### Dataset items
%%
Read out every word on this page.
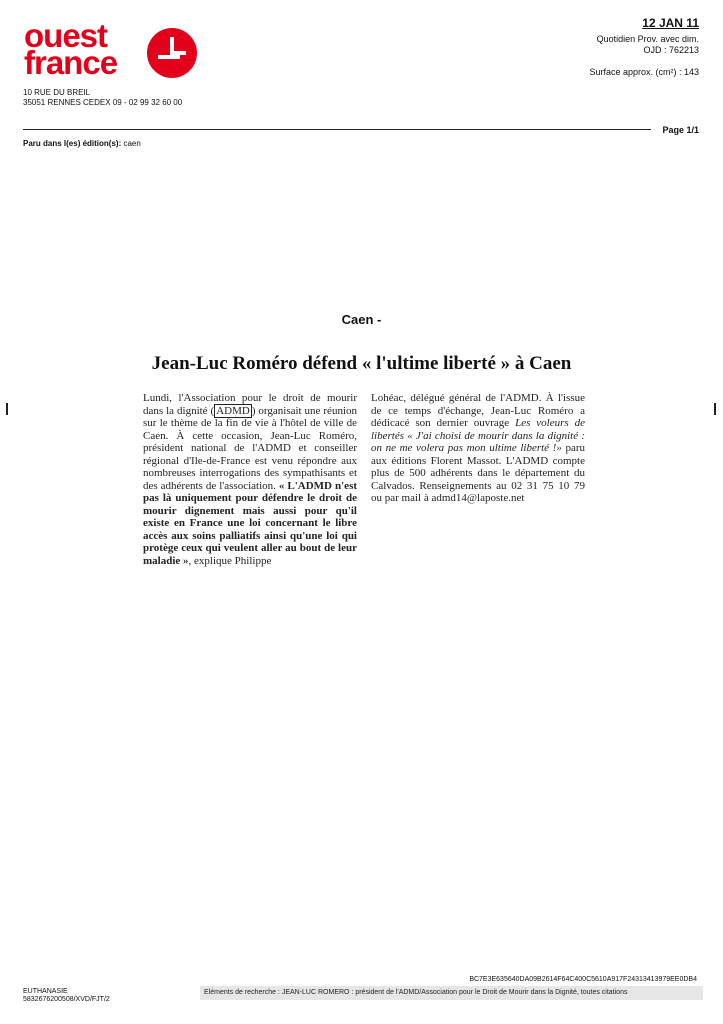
ouest
france
10 RUE DU BREIL
35051 RENNES CEDEX 09 - 02 99 32 60 00
12 JAN 11
Quotidien Prov. avec dim.
OJD : 762213
Surface approx. (cm²) : 143
Page 1/1
Paru dans l(es) édition(s): caen
Caen -
Jean-Luc Roméro défend « l'ultime liberté » à Caen
Lundi, l'Association pour le droit de mourir dans la dignité ( ADMD ) organisait une réunion sur le thème de la fin de vie à l'hôtel de ville de Caen. À cette occasion, Jean-Luc Roméro, président national de l'ADMD et conseiller régional d'Ile-de-France est venu répondre aux nombreuses interrogations des sympathisants et des adhérents de l'association. « L'ADMD n'est pas là uniquement pour défendre le droit de mourir dignement mais aussi pour qu'il existe en France une loi concernant le libre accès aux soins palliatifs ainsi qu'une loi qui protège ceux qui veulent aller au bout de leur maladie », explique Philippe
Lohéac, délégué général de l'ADMD. À l'issue de ce temps d'échange, Jean-Luc Roméro a dédicacé son dernier ouvrage Les voleurs de libertés « J'ai choisi de mourir dans la dignité : on ne me volera pas mon ultime liberté !» paru aux éditions Florent Massot. L'ADMD compte plus de 500 adhérents dans le département du Calvados. Renseignements au 02 31 75 10 79 ou par mail à admd14@laposte.net
BC7E3E635640DA09B2614F64C400C5610A917F24313413979EE0DB4
EUTHANASIE
5832676200508/XVD/FJT/2
Eléments de recherche : JEAN-LUC ROMERO : président de l'ADMD/Association pour le Droit de Mourir dans la Dignité, toutes citations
%%
Identify and copy the lines holding the word "président".

Lundi, l'Association pour le droit de mourir dans la dignité ( ADMD ) organisait une réunion sur le thème de la fin de vie à l'hôtel de ville de Caen. À cette occasion, Jean-Luc Roméro, président national de l'ADMD et conseiller régional d'Ile-de-France est venu répondre aux nombreuses interrogations des sympathisants et des adhérents de l'association. « L'ADMD n'est pas là uniquement pour défendre le droit de mourir dignement mais aussi pour qu'il existe en France une loi concernant le libre accès aux soins palliatifs ainsi qu'une loi qui protège ceux qui veulent aller au bout de leur maladie », explique Philippe
Eléments de recherche : JEAN-LUC ROMERO : président de l'ADMD/Association pour le Droit de Mourir dans la Dignité, toutes citations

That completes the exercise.